> **Objective**:
Could you repeat the data, beginning at the line that has "Patent image size: (956, 1139)." and stopping after the line that has "The planar top surface 203 is at (366, 610).", with "robot manipulator" swapped for "robotic arm" and nothing else changed?
▬▬▬▬▬▬
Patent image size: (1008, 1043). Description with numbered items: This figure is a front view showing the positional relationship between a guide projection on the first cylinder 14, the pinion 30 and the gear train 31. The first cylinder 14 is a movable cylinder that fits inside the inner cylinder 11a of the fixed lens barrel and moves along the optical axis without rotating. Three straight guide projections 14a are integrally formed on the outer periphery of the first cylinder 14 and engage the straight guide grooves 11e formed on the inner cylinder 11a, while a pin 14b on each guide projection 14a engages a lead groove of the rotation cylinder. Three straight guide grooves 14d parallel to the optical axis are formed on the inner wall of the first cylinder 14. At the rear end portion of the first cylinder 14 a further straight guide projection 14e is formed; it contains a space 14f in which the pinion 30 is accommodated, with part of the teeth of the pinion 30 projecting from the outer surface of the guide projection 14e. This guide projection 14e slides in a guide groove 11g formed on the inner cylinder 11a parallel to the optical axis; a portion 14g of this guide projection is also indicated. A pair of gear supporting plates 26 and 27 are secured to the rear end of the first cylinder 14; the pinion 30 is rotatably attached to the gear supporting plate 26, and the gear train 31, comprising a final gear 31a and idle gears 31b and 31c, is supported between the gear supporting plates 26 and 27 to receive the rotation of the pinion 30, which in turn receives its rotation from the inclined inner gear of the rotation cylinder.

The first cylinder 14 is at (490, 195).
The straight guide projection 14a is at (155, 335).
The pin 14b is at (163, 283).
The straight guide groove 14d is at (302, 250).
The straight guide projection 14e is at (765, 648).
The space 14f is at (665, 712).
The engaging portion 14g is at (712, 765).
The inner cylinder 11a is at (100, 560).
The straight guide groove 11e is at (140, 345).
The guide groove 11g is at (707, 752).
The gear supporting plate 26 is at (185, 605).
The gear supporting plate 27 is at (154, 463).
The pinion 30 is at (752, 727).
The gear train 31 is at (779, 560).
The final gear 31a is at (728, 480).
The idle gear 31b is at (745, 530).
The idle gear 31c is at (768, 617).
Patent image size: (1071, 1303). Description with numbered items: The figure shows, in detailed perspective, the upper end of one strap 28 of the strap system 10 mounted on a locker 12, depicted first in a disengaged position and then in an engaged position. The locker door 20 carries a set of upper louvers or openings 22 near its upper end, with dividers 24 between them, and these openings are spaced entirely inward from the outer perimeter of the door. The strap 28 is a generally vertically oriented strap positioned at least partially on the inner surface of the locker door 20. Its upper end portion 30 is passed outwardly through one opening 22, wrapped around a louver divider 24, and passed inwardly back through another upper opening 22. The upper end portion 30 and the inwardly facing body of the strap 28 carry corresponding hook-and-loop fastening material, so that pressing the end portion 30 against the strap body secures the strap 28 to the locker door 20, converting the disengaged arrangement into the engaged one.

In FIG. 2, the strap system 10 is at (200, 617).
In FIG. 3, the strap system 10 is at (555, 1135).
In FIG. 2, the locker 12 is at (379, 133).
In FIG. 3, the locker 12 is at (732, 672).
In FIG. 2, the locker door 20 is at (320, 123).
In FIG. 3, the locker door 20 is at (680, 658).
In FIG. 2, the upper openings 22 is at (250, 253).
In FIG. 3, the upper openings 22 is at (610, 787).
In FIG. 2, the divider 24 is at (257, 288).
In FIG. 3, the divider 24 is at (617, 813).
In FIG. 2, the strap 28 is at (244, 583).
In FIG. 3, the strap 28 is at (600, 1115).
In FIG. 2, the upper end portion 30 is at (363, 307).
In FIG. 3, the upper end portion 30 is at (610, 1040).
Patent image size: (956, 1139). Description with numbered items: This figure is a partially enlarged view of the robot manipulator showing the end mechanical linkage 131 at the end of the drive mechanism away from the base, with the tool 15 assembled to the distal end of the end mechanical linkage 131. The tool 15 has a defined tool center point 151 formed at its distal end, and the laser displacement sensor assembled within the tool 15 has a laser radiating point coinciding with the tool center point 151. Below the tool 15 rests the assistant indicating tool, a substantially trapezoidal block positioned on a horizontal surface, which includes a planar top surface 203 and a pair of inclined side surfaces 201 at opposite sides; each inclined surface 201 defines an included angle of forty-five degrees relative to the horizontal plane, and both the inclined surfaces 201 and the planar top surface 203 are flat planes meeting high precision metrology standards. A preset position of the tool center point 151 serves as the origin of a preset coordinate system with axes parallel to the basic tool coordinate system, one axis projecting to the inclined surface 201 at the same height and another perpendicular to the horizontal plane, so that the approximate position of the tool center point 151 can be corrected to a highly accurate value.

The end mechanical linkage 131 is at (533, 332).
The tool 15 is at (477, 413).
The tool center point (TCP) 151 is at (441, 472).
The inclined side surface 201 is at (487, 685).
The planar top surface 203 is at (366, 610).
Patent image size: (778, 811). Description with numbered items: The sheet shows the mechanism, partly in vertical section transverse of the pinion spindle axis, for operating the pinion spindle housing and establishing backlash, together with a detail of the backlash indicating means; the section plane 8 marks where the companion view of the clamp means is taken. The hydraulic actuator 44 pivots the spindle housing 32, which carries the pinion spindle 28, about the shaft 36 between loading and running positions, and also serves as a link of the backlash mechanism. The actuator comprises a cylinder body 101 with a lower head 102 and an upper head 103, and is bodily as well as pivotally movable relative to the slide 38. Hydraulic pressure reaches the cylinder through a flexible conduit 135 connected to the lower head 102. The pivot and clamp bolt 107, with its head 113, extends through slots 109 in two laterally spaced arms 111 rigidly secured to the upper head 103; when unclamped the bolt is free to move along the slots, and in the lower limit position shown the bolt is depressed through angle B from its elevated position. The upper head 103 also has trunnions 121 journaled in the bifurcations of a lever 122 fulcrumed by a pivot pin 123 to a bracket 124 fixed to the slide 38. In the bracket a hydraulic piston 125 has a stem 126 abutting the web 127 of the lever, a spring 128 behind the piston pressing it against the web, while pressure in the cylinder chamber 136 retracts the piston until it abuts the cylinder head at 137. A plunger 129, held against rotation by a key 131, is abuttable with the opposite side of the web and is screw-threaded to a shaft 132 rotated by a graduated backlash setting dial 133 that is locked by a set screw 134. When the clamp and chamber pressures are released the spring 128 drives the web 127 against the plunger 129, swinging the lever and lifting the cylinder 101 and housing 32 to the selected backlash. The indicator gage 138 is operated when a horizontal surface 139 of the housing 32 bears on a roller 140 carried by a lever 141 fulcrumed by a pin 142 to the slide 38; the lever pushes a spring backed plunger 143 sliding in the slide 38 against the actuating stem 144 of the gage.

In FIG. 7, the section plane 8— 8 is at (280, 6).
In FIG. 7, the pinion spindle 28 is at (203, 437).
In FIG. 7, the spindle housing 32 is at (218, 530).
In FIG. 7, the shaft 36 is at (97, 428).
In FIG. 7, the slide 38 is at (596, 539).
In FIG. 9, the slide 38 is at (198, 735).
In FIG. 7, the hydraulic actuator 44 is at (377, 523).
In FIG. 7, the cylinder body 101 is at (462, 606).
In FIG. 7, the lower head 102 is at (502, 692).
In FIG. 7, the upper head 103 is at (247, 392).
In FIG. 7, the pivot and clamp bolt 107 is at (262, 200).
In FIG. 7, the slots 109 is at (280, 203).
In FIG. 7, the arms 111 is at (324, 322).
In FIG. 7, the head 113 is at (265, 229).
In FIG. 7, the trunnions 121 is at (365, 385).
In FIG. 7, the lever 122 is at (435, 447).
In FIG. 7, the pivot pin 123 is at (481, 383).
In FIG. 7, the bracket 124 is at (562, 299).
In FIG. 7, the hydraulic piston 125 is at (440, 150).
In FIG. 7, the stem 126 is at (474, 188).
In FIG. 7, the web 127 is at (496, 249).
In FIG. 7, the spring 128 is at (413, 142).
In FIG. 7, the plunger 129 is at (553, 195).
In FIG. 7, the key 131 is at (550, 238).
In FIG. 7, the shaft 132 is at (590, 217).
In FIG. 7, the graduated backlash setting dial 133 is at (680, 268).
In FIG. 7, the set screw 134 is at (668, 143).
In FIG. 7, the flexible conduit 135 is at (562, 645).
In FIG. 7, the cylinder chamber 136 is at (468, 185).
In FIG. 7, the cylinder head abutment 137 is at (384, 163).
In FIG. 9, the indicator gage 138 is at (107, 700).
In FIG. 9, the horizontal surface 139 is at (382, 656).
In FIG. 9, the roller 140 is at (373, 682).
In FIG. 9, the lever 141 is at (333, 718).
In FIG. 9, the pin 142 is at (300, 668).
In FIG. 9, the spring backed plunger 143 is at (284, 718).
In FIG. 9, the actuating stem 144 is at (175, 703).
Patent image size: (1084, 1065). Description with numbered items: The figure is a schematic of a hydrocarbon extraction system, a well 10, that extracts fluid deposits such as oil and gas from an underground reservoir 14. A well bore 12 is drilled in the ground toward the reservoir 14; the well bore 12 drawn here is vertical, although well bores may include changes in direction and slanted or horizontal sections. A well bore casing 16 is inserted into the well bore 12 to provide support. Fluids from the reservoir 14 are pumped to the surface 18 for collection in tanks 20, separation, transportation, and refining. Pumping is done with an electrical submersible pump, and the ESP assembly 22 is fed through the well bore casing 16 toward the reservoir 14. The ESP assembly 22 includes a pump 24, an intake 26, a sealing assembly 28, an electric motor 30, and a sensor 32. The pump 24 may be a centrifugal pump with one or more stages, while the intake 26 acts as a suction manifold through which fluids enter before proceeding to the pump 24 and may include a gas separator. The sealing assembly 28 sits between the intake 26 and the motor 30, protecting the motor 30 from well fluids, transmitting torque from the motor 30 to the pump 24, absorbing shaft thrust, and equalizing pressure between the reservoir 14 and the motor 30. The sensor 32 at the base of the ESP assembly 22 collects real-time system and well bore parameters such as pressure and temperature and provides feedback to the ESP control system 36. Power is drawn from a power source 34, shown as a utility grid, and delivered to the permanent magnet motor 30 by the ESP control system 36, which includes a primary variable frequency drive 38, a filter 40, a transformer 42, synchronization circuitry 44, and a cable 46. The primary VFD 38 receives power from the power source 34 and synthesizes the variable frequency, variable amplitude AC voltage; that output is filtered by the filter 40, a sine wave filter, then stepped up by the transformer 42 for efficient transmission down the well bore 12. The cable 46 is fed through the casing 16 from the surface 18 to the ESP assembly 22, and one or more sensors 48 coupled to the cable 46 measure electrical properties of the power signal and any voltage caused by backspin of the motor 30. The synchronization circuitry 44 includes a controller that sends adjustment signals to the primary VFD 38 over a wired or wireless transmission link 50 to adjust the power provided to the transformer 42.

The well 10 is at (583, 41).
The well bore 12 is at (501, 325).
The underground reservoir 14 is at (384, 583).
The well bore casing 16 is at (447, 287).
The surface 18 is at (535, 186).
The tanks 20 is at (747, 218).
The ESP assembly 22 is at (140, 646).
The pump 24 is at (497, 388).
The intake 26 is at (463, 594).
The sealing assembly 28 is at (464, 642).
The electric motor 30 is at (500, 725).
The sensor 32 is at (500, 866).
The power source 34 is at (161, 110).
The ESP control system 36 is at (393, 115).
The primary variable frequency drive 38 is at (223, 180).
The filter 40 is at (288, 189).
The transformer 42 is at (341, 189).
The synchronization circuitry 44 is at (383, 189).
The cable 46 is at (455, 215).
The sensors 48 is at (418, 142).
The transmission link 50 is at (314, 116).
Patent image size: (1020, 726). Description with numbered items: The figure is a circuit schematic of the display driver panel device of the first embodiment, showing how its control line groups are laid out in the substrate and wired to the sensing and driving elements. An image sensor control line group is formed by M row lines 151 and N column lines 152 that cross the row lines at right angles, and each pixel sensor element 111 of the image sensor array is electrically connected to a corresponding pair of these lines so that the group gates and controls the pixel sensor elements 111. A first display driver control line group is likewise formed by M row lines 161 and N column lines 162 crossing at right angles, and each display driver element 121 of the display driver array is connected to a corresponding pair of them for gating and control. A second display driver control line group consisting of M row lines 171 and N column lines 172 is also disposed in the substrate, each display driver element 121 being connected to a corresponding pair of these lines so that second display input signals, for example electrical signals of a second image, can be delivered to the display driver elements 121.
▬▬▬▬▬▬
> **Problem solution**:
Patent image size: (956, 1139). Description with numbered items: This figure is a partially enlarged view of the robotic arm showing the end mechanical linkage 131 at the end of the drive mechanism away from the base, with the tool 15 assembled to the distal end of the end mechanical linkage 131. The tool 15 has a defined tool center point 151 formed at its distal end, and the laser displacement sensor assembled within the tool 15 has a laser radiating point coinciding with the tool center point 151. Below the tool 15 rests the assistant indicating tool, a substantially trapezoidal block positioned on a horizontal surface, which includes a planar top surface 203 and a pair of inclined side surfaces 201 at opposite sides; each inclined surface 201 defines an included angle of forty-five degrees relative to the horizontal plane, and both the inclined surfaces 201 and the planar top surface 203 are flat planes meeting high precision metrology standards. A preset position of the tool center point 151 serves as the origin of a preset coordinate system with axes parallel to the basic tool coordinate system, one axis projecting to the inclined surface 201 at the same height and another perpendicular to the horizontal plane, so that the approximate position of the tool center point 151 can be corrected to a highly accurate value.

The end mechanical linkage 131 is at (533, 332).
The tool 15 is at (477, 413).
The tool center point (TCP) 151 is at (441, 472).
The inclined side surface 201 is at (487, 685).
The planar top surface 203 is at (366, 610).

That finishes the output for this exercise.